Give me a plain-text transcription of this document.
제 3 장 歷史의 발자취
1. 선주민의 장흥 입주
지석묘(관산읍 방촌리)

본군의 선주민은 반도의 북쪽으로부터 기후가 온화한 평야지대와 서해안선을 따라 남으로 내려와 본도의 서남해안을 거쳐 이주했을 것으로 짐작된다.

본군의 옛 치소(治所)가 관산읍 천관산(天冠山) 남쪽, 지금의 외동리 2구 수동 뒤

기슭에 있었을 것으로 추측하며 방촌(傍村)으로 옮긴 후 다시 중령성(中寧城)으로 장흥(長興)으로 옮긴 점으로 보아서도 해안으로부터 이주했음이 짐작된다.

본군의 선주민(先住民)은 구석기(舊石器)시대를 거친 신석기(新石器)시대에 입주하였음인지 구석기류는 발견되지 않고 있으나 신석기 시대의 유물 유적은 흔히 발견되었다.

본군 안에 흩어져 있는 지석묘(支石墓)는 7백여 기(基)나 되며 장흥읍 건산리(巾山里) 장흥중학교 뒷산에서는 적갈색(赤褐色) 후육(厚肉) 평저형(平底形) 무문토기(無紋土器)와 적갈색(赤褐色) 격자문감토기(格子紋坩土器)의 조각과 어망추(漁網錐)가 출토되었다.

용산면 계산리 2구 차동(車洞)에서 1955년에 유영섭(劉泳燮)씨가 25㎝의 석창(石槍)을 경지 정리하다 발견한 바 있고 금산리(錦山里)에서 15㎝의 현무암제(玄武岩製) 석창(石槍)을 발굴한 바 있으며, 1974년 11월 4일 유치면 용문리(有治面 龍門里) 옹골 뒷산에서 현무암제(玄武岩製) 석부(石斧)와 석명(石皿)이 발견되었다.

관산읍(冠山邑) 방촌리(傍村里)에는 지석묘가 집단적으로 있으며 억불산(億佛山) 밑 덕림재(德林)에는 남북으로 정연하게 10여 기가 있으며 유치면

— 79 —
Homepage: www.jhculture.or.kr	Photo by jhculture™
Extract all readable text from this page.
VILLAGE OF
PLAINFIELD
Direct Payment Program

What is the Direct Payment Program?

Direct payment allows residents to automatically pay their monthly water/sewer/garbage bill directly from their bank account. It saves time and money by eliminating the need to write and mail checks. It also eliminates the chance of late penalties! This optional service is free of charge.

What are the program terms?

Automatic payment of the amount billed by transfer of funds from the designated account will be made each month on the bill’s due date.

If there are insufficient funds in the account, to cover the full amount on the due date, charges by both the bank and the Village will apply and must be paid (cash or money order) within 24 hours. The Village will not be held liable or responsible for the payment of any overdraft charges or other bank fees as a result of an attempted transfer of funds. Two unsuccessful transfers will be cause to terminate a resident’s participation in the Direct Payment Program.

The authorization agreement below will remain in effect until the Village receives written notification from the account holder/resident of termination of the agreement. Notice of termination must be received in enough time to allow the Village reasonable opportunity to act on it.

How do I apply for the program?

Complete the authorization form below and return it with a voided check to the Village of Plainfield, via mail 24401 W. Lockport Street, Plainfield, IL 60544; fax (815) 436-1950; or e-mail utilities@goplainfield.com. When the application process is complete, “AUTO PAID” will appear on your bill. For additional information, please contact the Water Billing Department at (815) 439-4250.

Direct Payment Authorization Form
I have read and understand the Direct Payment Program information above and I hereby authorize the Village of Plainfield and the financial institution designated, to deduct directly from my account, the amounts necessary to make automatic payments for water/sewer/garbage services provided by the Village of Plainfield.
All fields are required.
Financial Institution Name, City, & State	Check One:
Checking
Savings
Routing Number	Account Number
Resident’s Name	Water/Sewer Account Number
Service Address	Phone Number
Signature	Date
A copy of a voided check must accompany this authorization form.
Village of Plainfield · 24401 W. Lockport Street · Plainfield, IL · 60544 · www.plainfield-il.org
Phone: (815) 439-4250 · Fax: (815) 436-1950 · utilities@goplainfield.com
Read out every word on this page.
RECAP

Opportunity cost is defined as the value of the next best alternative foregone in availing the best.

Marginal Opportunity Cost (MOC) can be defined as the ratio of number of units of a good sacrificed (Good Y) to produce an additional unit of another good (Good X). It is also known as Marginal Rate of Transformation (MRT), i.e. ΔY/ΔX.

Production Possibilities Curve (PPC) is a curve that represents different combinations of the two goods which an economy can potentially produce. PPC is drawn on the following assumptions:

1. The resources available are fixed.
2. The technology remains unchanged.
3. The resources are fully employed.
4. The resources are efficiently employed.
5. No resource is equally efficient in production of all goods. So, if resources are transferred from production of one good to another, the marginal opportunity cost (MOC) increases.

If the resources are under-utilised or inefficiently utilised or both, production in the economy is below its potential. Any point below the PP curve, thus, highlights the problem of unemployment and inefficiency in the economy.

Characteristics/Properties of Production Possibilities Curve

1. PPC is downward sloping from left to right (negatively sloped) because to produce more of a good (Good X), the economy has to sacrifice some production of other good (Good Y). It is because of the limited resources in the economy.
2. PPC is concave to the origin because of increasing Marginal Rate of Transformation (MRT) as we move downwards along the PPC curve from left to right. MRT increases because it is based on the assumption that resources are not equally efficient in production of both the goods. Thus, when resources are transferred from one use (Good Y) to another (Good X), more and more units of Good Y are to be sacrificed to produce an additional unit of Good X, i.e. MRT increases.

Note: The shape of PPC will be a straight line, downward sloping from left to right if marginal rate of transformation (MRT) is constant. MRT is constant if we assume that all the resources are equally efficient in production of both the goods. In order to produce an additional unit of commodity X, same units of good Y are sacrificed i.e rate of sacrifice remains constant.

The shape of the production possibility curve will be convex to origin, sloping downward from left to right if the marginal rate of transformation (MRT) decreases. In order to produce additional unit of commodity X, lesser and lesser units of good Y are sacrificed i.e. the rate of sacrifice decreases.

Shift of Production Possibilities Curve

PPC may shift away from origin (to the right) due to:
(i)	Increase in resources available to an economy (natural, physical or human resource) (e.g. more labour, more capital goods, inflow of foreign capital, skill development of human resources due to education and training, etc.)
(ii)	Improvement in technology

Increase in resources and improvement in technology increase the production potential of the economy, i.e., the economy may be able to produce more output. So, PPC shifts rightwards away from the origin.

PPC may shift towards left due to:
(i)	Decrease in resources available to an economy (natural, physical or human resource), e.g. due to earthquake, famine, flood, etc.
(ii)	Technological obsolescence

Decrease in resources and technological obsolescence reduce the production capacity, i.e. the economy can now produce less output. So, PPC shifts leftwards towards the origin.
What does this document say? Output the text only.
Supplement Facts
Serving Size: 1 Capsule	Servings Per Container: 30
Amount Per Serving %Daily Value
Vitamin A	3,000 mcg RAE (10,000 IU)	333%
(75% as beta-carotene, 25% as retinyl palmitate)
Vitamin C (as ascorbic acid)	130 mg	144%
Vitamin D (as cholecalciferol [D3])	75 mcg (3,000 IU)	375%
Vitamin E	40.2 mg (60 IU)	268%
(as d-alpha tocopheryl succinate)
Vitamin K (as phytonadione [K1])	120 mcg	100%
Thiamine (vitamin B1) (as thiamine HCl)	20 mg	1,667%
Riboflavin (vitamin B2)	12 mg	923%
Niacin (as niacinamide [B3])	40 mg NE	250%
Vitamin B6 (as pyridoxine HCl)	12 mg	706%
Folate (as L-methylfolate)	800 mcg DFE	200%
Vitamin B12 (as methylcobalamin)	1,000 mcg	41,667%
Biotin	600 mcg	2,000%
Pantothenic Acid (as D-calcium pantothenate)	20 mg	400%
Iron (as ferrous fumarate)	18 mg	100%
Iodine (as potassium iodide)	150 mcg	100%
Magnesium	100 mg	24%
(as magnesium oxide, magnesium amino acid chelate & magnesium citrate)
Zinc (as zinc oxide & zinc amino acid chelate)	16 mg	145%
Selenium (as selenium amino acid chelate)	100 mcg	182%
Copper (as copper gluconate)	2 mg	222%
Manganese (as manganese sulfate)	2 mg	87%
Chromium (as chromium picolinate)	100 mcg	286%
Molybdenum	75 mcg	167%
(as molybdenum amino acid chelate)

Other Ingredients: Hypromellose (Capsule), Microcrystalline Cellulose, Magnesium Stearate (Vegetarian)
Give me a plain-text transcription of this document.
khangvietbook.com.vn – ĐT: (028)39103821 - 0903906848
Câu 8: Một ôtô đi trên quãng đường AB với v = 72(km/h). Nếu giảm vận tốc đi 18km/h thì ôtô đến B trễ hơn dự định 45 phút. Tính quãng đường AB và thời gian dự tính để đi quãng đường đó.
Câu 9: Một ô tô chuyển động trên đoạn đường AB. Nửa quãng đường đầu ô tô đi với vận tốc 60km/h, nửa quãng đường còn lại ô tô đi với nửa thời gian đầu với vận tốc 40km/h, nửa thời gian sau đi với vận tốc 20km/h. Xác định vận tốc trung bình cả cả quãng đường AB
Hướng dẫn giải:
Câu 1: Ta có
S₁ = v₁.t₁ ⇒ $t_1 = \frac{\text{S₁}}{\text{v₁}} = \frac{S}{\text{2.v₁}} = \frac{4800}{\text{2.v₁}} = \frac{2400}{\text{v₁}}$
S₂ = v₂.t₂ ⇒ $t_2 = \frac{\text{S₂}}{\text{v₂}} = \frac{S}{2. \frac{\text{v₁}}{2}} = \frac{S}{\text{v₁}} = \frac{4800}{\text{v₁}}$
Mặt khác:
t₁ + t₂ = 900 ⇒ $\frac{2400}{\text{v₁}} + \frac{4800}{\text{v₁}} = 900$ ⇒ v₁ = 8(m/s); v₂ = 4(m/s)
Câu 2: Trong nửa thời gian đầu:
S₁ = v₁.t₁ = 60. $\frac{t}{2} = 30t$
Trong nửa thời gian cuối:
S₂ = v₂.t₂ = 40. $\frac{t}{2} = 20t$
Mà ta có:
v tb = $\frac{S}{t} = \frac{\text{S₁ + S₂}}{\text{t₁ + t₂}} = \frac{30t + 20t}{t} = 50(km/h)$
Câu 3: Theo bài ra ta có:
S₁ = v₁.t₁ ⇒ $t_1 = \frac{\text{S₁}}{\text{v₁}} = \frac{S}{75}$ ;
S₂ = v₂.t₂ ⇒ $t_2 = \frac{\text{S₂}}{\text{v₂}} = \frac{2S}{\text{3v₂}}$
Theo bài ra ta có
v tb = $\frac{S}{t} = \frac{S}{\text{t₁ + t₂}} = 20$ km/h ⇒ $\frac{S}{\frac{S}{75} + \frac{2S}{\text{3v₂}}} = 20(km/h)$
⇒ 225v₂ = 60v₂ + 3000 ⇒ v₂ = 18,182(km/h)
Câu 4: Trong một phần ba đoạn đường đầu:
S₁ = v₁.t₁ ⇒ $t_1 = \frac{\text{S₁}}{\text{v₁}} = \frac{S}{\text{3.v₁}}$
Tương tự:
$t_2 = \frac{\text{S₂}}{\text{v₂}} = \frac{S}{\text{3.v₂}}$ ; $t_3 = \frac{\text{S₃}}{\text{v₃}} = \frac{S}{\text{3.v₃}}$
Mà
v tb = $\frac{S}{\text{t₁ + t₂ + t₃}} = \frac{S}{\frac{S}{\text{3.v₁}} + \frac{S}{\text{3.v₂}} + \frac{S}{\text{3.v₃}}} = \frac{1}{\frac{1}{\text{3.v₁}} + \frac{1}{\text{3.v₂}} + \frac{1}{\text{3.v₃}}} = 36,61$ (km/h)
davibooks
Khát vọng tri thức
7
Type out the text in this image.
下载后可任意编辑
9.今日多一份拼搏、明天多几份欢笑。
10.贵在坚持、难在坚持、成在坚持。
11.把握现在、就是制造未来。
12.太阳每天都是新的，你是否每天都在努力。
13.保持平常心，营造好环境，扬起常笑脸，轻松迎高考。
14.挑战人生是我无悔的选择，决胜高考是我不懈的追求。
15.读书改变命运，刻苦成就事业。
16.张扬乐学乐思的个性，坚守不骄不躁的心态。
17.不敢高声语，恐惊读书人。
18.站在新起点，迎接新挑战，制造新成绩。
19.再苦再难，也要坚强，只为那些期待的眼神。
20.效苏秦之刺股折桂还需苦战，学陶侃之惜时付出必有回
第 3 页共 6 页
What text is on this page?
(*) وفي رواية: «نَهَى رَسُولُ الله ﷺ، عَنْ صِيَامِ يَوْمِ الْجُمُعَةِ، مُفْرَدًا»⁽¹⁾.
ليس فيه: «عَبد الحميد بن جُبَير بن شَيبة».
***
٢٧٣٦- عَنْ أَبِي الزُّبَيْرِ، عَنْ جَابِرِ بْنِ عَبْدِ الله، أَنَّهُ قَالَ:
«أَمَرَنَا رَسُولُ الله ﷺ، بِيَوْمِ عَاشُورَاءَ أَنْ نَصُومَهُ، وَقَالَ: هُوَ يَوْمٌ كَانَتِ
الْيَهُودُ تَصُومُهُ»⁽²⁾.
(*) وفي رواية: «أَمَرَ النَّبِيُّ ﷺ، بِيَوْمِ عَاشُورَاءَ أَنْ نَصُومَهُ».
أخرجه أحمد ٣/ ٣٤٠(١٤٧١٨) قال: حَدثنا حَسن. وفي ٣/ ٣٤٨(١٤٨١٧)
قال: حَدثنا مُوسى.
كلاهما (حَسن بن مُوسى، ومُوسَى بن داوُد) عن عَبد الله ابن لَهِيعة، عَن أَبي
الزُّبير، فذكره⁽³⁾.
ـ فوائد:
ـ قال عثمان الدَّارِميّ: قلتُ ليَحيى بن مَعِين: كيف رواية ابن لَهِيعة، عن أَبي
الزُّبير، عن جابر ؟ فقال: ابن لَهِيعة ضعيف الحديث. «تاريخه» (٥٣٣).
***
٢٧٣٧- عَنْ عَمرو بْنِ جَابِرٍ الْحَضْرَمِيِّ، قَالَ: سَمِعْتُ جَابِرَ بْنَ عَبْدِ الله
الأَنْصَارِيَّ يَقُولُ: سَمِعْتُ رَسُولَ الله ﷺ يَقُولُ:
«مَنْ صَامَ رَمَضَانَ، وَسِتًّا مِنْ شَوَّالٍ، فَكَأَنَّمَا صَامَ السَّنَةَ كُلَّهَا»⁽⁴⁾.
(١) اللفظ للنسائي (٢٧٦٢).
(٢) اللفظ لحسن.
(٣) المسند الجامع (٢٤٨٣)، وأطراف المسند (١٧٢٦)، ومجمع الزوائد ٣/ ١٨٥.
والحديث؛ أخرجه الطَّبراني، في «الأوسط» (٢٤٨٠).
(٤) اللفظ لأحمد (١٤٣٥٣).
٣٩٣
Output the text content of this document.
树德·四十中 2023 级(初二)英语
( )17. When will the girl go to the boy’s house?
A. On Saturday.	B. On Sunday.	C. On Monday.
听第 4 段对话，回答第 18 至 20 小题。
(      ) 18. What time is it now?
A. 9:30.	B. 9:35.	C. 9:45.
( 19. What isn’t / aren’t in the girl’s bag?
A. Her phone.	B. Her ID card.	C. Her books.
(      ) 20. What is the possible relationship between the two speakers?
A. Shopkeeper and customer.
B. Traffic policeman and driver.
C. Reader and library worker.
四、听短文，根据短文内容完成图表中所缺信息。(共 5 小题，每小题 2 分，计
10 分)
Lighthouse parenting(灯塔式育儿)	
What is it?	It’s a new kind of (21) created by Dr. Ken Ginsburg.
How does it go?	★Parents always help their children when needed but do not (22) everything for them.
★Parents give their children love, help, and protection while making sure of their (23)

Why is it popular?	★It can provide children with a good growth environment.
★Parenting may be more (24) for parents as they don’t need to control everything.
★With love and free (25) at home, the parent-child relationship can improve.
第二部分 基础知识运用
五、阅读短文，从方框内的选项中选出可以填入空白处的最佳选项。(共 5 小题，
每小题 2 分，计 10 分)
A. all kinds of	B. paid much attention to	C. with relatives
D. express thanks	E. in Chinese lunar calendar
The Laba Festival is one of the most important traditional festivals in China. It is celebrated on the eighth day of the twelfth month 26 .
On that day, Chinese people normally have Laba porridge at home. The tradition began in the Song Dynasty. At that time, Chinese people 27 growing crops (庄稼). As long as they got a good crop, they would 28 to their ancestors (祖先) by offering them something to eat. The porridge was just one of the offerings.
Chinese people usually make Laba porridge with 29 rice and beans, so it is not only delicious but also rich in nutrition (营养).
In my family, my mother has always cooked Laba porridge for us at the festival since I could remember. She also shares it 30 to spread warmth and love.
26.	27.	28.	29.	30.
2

- [Exercise objective]
Using the material above, gather every line that includes "does".

- [Exercise response]
What does this document say? Output the text only.
How does it go?	★Parents always help their children when needed but do not (22) everything for them.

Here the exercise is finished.